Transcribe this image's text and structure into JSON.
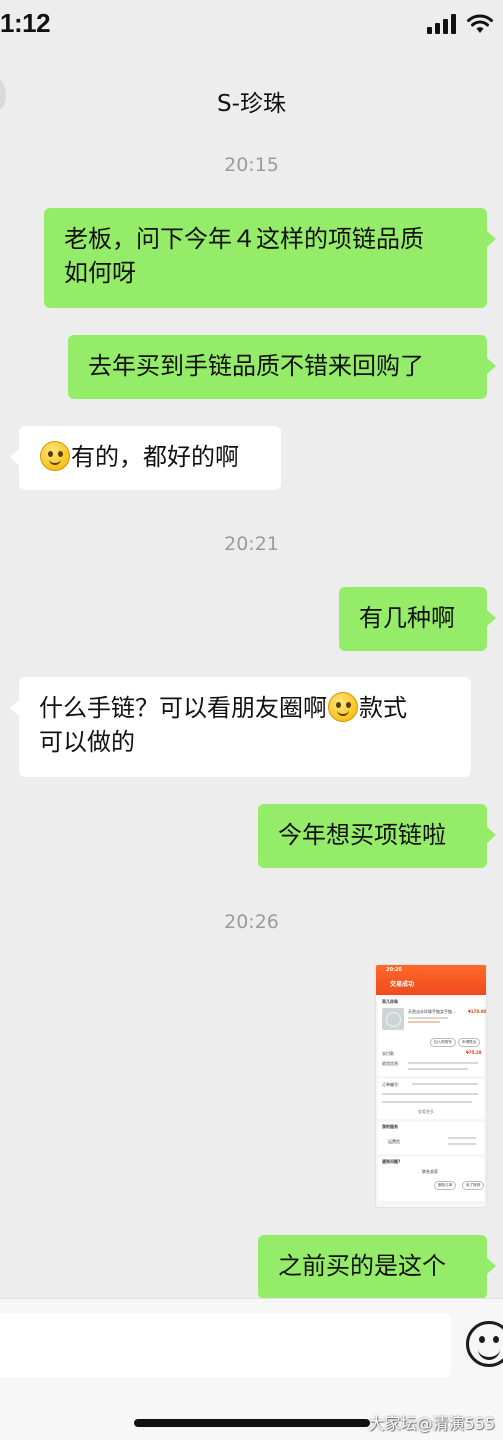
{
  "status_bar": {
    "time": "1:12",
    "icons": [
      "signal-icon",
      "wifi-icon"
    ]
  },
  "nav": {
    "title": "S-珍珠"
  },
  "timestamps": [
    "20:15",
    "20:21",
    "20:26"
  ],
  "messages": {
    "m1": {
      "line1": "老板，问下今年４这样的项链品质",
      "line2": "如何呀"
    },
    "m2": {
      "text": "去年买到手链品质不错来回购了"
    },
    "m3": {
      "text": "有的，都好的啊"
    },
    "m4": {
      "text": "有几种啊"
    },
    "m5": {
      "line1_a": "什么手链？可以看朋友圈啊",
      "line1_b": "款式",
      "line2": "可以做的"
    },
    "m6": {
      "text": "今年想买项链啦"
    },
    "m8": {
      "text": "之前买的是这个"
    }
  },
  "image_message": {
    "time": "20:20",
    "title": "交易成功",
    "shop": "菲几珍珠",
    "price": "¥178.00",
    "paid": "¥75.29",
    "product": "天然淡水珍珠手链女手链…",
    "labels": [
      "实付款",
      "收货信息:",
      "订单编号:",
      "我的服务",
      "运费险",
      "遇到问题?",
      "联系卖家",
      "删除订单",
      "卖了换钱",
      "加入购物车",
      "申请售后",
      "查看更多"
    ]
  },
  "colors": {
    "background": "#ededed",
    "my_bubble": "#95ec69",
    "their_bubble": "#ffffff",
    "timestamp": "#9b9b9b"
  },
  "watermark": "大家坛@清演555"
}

=======

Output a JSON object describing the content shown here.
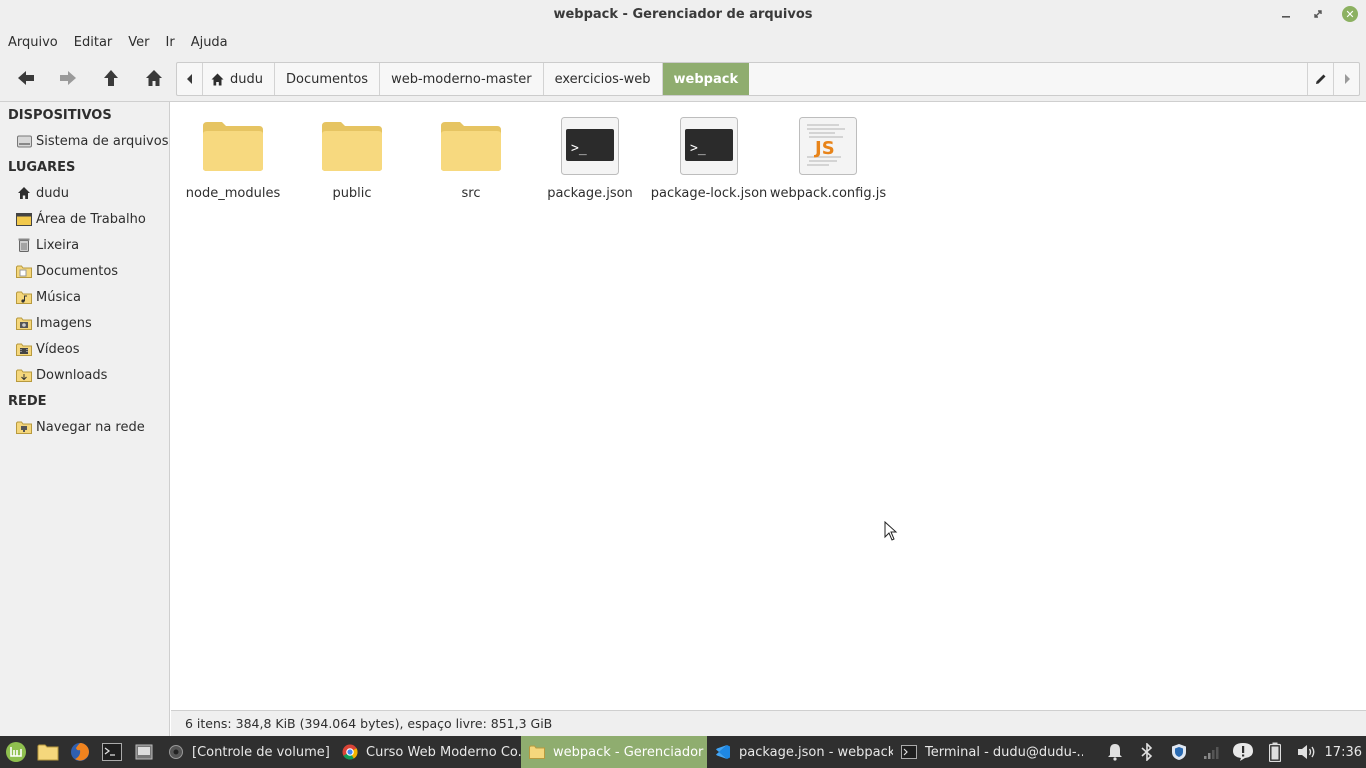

=======

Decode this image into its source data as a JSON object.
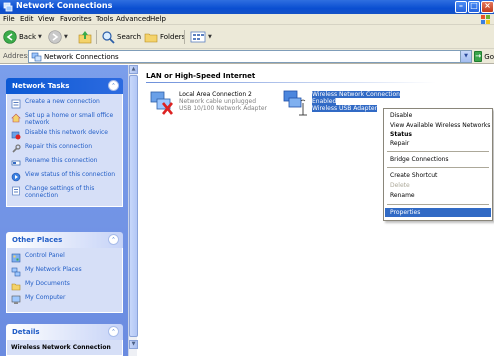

=======

Reply with one number only: how many lines of the listing hold "object"?

● Solution to this task:
2